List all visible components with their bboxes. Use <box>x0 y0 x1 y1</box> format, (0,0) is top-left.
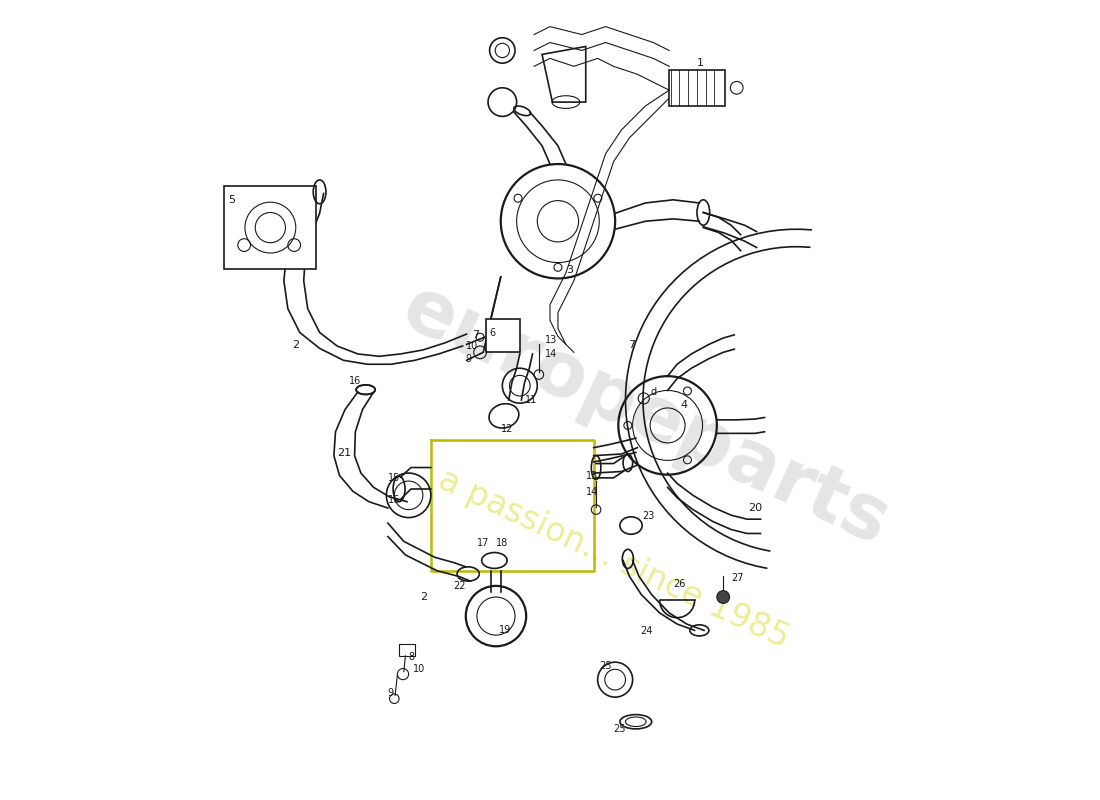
Text: 22: 22 <box>453 581 465 591</box>
FancyBboxPatch shape <box>669 70 725 106</box>
Text: 6: 6 <box>490 329 496 338</box>
Text: a passion... since 1985: a passion... since 1985 <box>433 463 794 655</box>
Text: 7: 7 <box>472 330 480 340</box>
Text: 2: 2 <box>292 340 299 350</box>
Text: 5: 5 <box>229 195 235 205</box>
Text: 16: 16 <box>388 495 400 506</box>
Text: 14: 14 <box>546 349 558 359</box>
Text: 3: 3 <box>565 265 573 275</box>
Text: 25: 25 <box>614 724 626 734</box>
Text: 11: 11 <box>525 395 537 405</box>
Text: 13: 13 <box>586 471 598 482</box>
Text: 2: 2 <box>420 592 428 602</box>
Text: 9: 9 <box>465 354 472 364</box>
Text: europeparts: europeparts <box>390 270 901 561</box>
FancyBboxPatch shape <box>224 186 316 269</box>
Text: 10: 10 <box>465 341 478 351</box>
Text: 16: 16 <box>349 376 361 386</box>
Text: 27: 27 <box>732 573 744 583</box>
Text: 18: 18 <box>496 538 508 548</box>
Text: 8: 8 <box>408 652 415 662</box>
Text: 12: 12 <box>500 424 513 434</box>
Text: 4: 4 <box>680 400 688 410</box>
Text: 23: 23 <box>642 511 654 521</box>
Text: 26: 26 <box>673 578 685 589</box>
Text: 9: 9 <box>387 687 394 698</box>
Text: 14: 14 <box>586 487 598 498</box>
Text: 24: 24 <box>640 626 653 636</box>
Text: 15: 15 <box>388 473 400 483</box>
Text: 19: 19 <box>499 625 512 634</box>
Text: d: d <box>650 387 657 398</box>
Text: 25: 25 <box>600 661 612 670</box>
Circle shape <box>717 590 729 603</box>
Text: 1: 1 <box>697 58 704 68</box>
Text: 7: 7 <box>628 340 635 350</box>
Text: 21: 21 <box>337 448 351 458</box>
Text: 17: 17 <box>477 538 490 548</box>
Polygon shape <box>542 46 586 102</box>
Text: 13: 13 <box>546 334 558 345</box>
FancyBboxPatch shape <box>399 644 415 656</box>
Text: 20: 20 <box>749 503 762 514</box>
FancyBboxPatch shape <box>486 319 520 352</box>
Text: 10: 10 <box>414 664 426 674</box>
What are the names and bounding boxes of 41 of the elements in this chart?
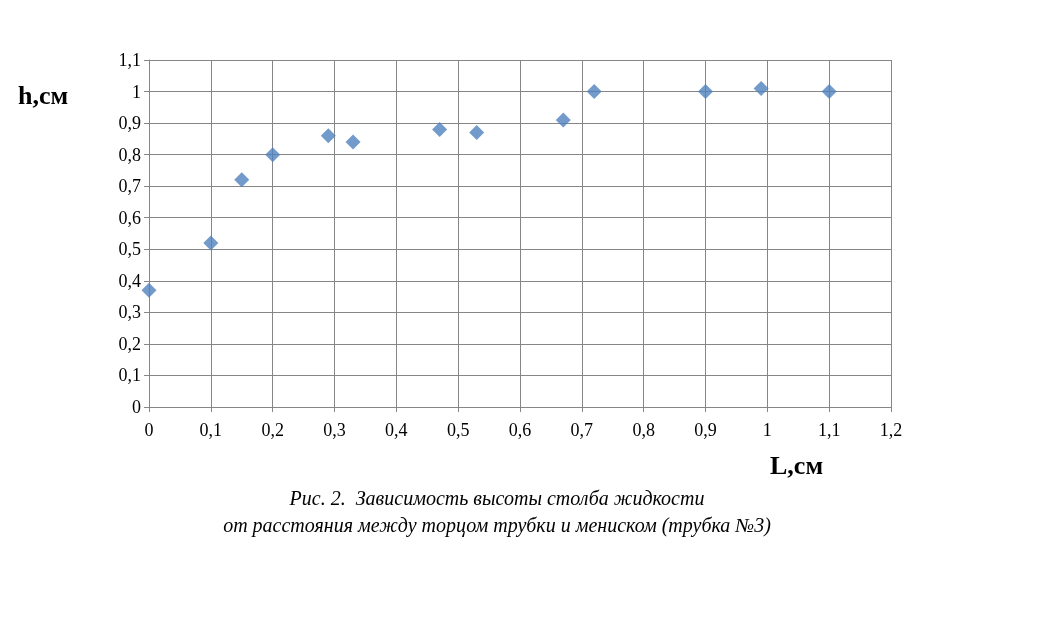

************

• **WHAT YOU NEED TO DO**
Please give the material from the line holding "Text: 22: 22 <box>453 581 465 591</box>" through the line holding "Text: 26: 26 <box>673 578 685 589</box>", inclusive, substituting "RoundedRectangle" for "FancyBboxPatch" and leaving everything else unchanged; output only those lines.

• **SOLUTION TO THE EXERCISE**
Text: 22: 22 <box>453 581 465 591</box>
RoundedRectangle shape <box>669 70 725 106</box>
Text: 6: 6 <box>490 329 496 338</box>
Text: a passion... since 1985: a passion... since 1985 <box>433 463 794 655</box>
Text: 7: 7 <box>472 330 480 340</box>
Text: 2: 2 <box>292 340 299 350</box>
Text: 5: 5 <box>229 195 235 205</box>
Text: 16: 16 <box>388 495 400 506</box>
Text: 14: 14 <box>546 349 558 359</box>
Text: 3: 3 <box>565 265 573 275</box>
Text: 25: 25 <box>614 724 626 734</box>
Text: 11: 11 <box>525 395 537 405</box>
Text: 13: 13 <box>586 471 598 482</box>
Text: 2: 2 <box>420 592 428 602</box>
Text: 9: 9 <box>465 354 472 364</box>
Text: europeparts: europeparts <box>390 270 901 561</box>
RoundedRectangle shape <box>224 186 316 269</box>
Text: 10: 10 <box>465 341 478 351</box>
Text: 16: 16 <box>349 376 361 386</box>
Text: 27: 27 <box>732 573 744 583</box>
Text: 18: 18 <box>496 538 508 548</box>
Text: 8: 8 <box>408 652 415 662</box>
Text: 12: 12 <box>500 424 513 434</box>
Text: 4: 4 <box>680 400 688 410</box>
Text: 23: 23 <box>642 511 654 521</box>
Text: 26: 26 <box>673 578 685 589</box>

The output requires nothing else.